## PROBLEM DETAILS:
Copy out the lines of the data below without any changes, from the line containing "low-label: L: <box>442 22 453 36</box>" through the line containing "candle <box>319 253 328 299</box>", and include both of those lines.

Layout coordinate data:
----

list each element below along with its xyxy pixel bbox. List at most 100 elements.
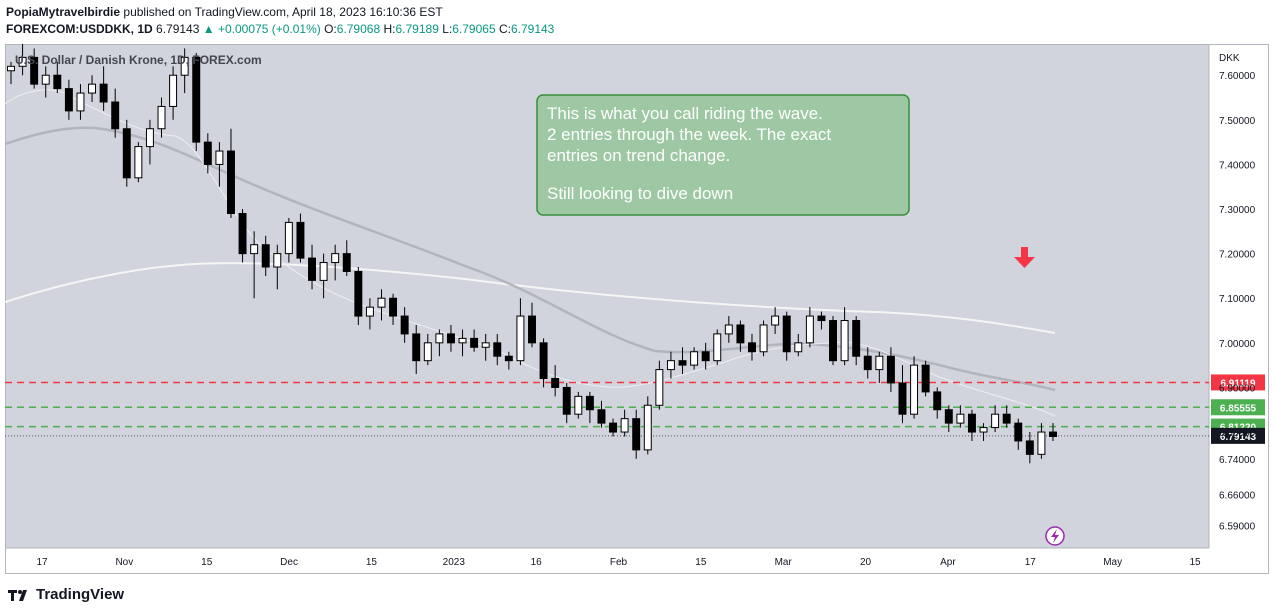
low-label: L: <box>442 22 453 36</box>
candle <box>308 244 316 290</box>
candle <box>921 360 930 397</box>
candle <box>840 307 849 366</box>
candle <box>64 79 73 120</box>
tradingview-logo[interactable]: TradingView <box>8 586 124 603</box>
candle <box>157 97 166 138</box>
candle <box>7 61 15 85</box>
candle <box>238 209 247 263</box>
level-price-label: 6.85555 <box>1220 403 1257 414</box>
candle <box>423 333 432 366</box>
candle <box>76 84 85 120</box>
legend: U.S. Dollar / Danish Krone, 1D, FOREX.co… <box>15 53 262 67</box>
candle <box>609 418 618 437</box>
candle <box>597 400 606 428</box>
candle <box>111 88 120 138</box>
candle <box>296 213 305 263</box>
price-scale[interactable] <box>1209 44 1269 548</box>
candle <box>1049 423 1057 441</box>
candle <box>991 405 1000 433</box>
candle <box>1002 405 1011 428</box>
candle <box>724 316 733 343</box>
candle <box>412 324 421 375</box>
flash-icon[interactable] <box>1045 526 1065 546</box>
candle <box>956 405 965 428</box>
candle <box>53 61 62 94</box>
candle <box>261 235 270 276</box>
candlestick-series <box>7 44 1057 464</box>
candle <box>910 356 919 419</box>
candle <box>736 320 745 352</box>
candle <box>967 409 976 441</box>
candle <box>319 253 328 299</box>
annotation-line-5: Still looking to dive down <box>547 184 733 203</box>
candle <box>215 142 224 187</box>
low-value: 6.79065 <box>452 22 496 36</box>
author-name: PopiaMytravelbirdie <box>6 5 121 19</box>
candle <box>192 52 201 152</box>
candle <box>933 387 942 419</box>
candle <box>122 119 131 187</box>
candle <box>481 333 490 361</box>
time-scale[interactable] <box>5 548 1209 574</box>
open-label: O: <box>324 22 337 36</box>
close-value: 6.79143 <box>510 22 555 36</box>
candle <box>771 307 780 334</box>
candle <box>446 324 455 352</box>
chart-border <box>5 44 1269 574</box>
candle <box>805 307 814 348</box>
candle <box>203 133 212 174</box>
x-tick-label: Apr <box>940 557 956 568</box>
candle <box>331 244 340 281</box>
candle <box>1014 418 1023 450</box>
candle <box>1025 432 1034 464</box>
y-tick-label: 7.00000 <box>1219 339 1256 350</box>
last-price: 6.79143 <box>156 22 200 36</box>
high-value: 6.79189 <box>395 22 439 36</box>
candle <box>585 391 594 424</box>
candle <box>169 66 178 120</box>
x-tick-label: Mar <box>775 557 793 568</box>
candle <box>979 423 988 441</box>
candle <box>886 347 895 392</box>
x-axis-ticks: 17 Nov 15 Dec 15 2023 16 Feb 15 Mar 20 Apr 17 May 15 <box>36 557 1201 568</box>
candle <box>898 365 907 424</box>
x-tick-label: 17 <box>1025 557 1037 568</box>
level-price-badge <box>1211 399 1265 416</box>
candle <box>678 347 687 375</box>
candle <box>504 351 513 370</box>
y-tick-label: 7.10000 <box>1219 294 1256 305</box>
candle <box>875 351 884 383</box>
candle <box>794 333 803 357</box>
candle <box>30 48 39 89</box>
x-tick-label: 17 <box>36 557 48 568</box>
x-tick-label: 15 <box>366 557 378 568</box>
y-tick-label: 7.30000 <box>1219 205 1256 216</box>
x-tick-label: May <box>1103 557 1122 568</box>
down-arrow-icon <box>1014 247 1035 268</box>
candle <box>284 217 293 263</box>
x-tick-label: 15 <box>1189 557 1201 568</box>
candle <box>389 293 398 325</box>
candle <box>470 329 479 352</box>
y-tick-label: 6.59000 <box>1219 522 1256 533</box>
candle <box>88 75 97 102</box>
x-tick-label: Dec <box>280 557 298 568</box>
candle <box>562 382 571 424</box>
y-axis-label: DKK <box>1219 53 1240 64</box>
ma-200-line <box>4 262 1056 334</box>
candle <box>365 298 374 330</box>
y-tick-label: 7.40000 <box>1219 160 1256 171</box>
candle <box>643 396 652 455</box>
annotation-line-3: entries on trend change. <box>547 146 730 165</box>
x-tick-label: 2023 <box>443 557 466 568</box>
x-tick-label: Feb <box>610 557 628 568</box>
x-tick-label: 20 <box>860 557 872 568</box>
annotation-box[interactable]: This is what you call riding the wave. 2… <box>536 94 910 216</box>
candle <box>528 302 536 348</box>
candle <box>666 351 675 379</box>
brand-name: TradingView <box>36 586 125 603</box>
y-tick-label: 7.20000 <box>1219 250 1256 261</box>
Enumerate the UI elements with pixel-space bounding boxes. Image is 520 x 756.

----

## EXPECTED ANSWER:
low-label: L: <box>442 22 453 36</box>
candle <box>308 244 316 290</box>
candle <box>921 360 930 397</box>
candle <box>840 307 849 366</box>
candle <box>64 79 73 120</box>
tradingview-logo[interactable]: TradingView <box>8 586 124 603</box>
candle <box>157 97 166 138</box>
candle <box>7 61 15 85</box>
candle <box>238 209 247 263</box>
level-price-label: 6.85555 <box>1220 403 1257 414</box>
candle <box>423 333 432 366</box>
candle <box>76 84 85 120</box>
legend: U.S. Dollar / Danish Krone, 1D, FOREX.co… <box>15 53 262 67</box>
candle <box>609 418 618 437</box>
candle <box>597 400 606 428</box>
candle <box>111 88 120 138</box>
candle <box>296 213 305 263</box>
price-scale[interactable] <box>1209 44 1269 548</box>
candle <box>1049 423 1057 441</box>
candle <box>991 405 1000 433</box>
candle <box>1002 405 1011 428</box>
candle <box>724 316 733 343</box>
candle <box>412 324 421 375</box>
flash-icon[interactable] <box>1045 526 1065 546</box>
candle <box>956 405 965 428</box>
candle <box>53 61 62 94</box>
candle <box>261 235 270 276</box>
candlestick-series <box>7 44 1057 464</box>
candle <box>910 356 919 419</box>
candle <box>736 320 745 352</box>
candle <box>967 409 976 441</box>
candle <box>319 253 328 299</box>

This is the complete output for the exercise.